_TASK GOAL_. Can you restate the records below word for word?

_MATERIAL SHOWN_.

● ● ● ● ● ● ●

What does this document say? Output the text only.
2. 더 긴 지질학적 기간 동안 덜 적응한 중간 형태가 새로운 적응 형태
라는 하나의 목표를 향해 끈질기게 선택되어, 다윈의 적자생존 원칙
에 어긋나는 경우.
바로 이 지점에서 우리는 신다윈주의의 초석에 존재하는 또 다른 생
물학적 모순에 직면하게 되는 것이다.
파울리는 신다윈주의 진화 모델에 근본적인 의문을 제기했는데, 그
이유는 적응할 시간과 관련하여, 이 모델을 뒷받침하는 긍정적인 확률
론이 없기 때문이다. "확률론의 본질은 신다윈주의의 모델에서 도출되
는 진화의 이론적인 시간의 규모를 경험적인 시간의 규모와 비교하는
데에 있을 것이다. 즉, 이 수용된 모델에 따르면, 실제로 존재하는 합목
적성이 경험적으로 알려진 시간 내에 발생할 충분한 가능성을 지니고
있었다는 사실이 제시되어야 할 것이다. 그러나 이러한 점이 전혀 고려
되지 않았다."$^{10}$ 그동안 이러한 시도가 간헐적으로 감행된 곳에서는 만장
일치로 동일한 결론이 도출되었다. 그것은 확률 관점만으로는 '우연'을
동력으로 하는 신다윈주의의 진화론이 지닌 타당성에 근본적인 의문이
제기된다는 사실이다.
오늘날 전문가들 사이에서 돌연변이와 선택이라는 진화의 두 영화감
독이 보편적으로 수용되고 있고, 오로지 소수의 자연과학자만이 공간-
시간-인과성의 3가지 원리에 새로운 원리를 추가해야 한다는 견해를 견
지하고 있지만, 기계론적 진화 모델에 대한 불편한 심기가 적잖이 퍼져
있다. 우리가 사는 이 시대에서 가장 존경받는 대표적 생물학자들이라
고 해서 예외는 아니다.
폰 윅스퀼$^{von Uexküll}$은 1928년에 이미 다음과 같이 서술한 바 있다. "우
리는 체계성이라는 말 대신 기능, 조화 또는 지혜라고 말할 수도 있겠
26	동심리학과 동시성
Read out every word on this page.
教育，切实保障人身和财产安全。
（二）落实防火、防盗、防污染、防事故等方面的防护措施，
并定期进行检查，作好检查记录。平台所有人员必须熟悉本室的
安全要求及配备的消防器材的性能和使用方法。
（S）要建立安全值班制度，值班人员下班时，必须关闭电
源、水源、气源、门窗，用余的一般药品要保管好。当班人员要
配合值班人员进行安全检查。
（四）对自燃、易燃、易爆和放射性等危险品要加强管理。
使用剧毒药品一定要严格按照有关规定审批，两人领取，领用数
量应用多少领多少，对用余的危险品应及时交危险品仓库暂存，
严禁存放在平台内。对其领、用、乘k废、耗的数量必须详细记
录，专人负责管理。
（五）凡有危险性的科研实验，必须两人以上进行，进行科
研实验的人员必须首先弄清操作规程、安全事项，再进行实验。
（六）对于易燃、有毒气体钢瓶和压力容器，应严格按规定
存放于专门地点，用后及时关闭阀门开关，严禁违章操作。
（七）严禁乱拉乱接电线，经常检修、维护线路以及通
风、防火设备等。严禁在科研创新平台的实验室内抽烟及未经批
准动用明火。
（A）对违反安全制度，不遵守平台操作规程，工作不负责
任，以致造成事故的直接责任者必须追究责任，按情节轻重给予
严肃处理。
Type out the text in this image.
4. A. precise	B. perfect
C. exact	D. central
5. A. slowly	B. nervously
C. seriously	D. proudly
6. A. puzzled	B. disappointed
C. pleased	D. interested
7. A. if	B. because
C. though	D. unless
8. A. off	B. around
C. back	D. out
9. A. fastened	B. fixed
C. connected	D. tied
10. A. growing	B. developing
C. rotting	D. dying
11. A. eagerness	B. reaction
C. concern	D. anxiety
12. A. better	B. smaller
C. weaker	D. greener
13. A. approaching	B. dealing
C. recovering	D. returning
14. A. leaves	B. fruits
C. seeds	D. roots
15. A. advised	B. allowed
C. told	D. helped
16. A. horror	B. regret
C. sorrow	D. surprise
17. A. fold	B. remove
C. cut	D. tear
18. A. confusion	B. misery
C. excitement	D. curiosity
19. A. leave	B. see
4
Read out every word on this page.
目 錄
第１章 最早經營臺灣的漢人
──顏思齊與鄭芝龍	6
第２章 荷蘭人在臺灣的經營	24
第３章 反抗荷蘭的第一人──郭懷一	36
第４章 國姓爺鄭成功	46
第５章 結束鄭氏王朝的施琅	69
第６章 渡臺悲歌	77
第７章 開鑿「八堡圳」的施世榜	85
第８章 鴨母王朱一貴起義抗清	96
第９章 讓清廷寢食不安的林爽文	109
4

● ● ● ● ● ● ●

_RESULT_.
What does this document say? Output the text only.
2. 더 긴 지질학적 기간 동안 덜 적응한 중간 형태가 새로운 적응 형태
라는 하나의 목표를 향해 끈질기게 선택되어, 다윈의 적자생존 원칙
에 어긋나는 경우.
바로 이 지점에서 우리는 신다윈주의의 초석에 존재하는 또 다른 생
물학적 모순에 직면하게 되는 것이다.
파울리는 신다윈주의 진화 모델에 근본적인 의문을 제기했는데, 그
이유는 적응할 시간과 관련하여, 이 모델을 뒷받침하는 긍정적인 확률
론이 없기 때문이다. "확률론의 본질은 신다윈주의의 모델에서 도출되
는 진화의 이론적인 시간의 규모를 경험적인 시간의 규모와 비교하는
데에 있을 것이다. 즉, 이 수용된 모델에 따르면, 실제로 존재하는 합목
적성이 경험적으로 알려진 시간 내에 발생할 충분한 가능성을 지니고
있었다는 사실이 제시되어야 할 것이다. 그러나 이러한 점이 전혀 고려
되지 않았다."$^{10}$ 그동안 이러한 시도가 간헐적으로 감행된 곳에서는 만장
일치로 동일한 결론이 도출되었다. 그것은 확률 관점만으로는 '우연'을
동력으로 하는 신다윈주의의 진화론이 지닌 타당성에 근본적인 의문이
제기된다는 사실이다.
오늘날 전문가들 사이에서 돌연변이와 선택이라는 진화의 두 영화감
독이 보편적으로 수용되고 있고, 오로지 소수의 자연과학자만이 공간-
시간-인과성의 3가지 원리에 새로운 원리를 추가해야 한다는 견해를 견
지하고 있지만, 기계론적 진화 모델에 대한 불편한 심기가 적잖이 퍼져
있다. 우리가 사는 이 시대에서 가장 존경받는 대표적 생물학자들이라
고 해서 예외는 아니다.
폰 윅스퀼$^{von Uexküll}$은 1928년에 이미 다음과 같이 서술한 바 있다. "우
리는 체계성이라는 말 대신 기능, 조화 또는 지혜라고 말할 수도 있겠
26	동심리학과 동시성
Read out every word on this page.
教育，切实保障人身和财产安全。
（二）落实防火、防盗、防污染、防事故等方面的防护措施，
并定期进行检查，作好检查记录。平台所有人员必须熟悉本室的
安全要求及配备的消防器材的性能和使用方法。
（S）要建立安全值班制度，值班人员下班时，必须关闭电
源、水源、气源、门窗，用余的一般药品要保管好。当班人员要
配合值班人员进行安全检查。
（四）对自燃、易燃、易爆和放射性等危险品要加强管理。
使用剧毒药品一定要严格按照有关规定审批，两人领取，领用数
量应用多少领多少，对用余的危险品应及时交危险品仓库暂存，
严禁存放在平台内。对其领、用、乘k废、耗的数量必须详细记
录，专人负责管理。
（五）凡有危险性的科研实验，必须两人以上进行，进行科
研实验的人员必须首先弄清操作规程、安全事项，再进行实验。
（六）对于易燃、有毒气体钢瓶和压力容器，应严格按规定
存放于专门地点，用后及时关闭阀门开关，严禁违章操作。
（七）严禁乱拉乱接电线，经常检修、维护线路以及通
风、防火设备等。严禁在科研创新平台的实验室内抽烟及未经批
准动用明火。
（A）对违反安全制度，不遵守平台操作规程，工作不负责
任，以致造成事故的直接责任者必须追究责任，按情节轻重给予
严肃处理。
Type out the text in this image.
4. A. precise	B. perfect
C. exact	D. central
5. A. slowly	B. nervously
C. seriously	D. proudly
6. A. puzzled	B. disappointed
C. pleased	D. interested
7. A. if	B. because
C. though	D. unless
8. A. off	B. around
C. back	D. out
9. A. fastened	B. fixed
C. connected	D. tied
10. A. growing	B. developing
C. rotting	D. dying
11. A. eagerness	B. reaction
C. concern	D. anxiety
12. A. better	B. smaller
C. weaker	D. greener
13. A. approaching	B. dealing
C. recovering	D. returning
14. A. leaves	B. fruits
C. seeds	D. roots
15. A. advised	B. allowed
C. told	D. helped
16. A. horror	B. regret
C. sorrow	D. surprise
17. A. fold	B. remove
C. cut	D. tear
18. A. confusion	B. misery
C. excitement	D. curiosity
19. A. leave	B. see
4
Read out every word on this page.
目 錄
第１章 最早經營臺灣的漢人
──顏思齊與鄭芝龍	6
第２章 荷蘭人在臺灣的經營	24
第３章 反抗荷蘭的第一人──郭懷一	36
第４章 國姓爺鄭成功	46
第５章 結束鄭氏王朝的施琅	69
第６章 渡臺悲歌	77
第７章 開鑿「八堡圳」的施世榜	85
第８章 鴨母王朱一貴起義抗清	96
第９章 讓清廷寢食不安的林爽文	109
4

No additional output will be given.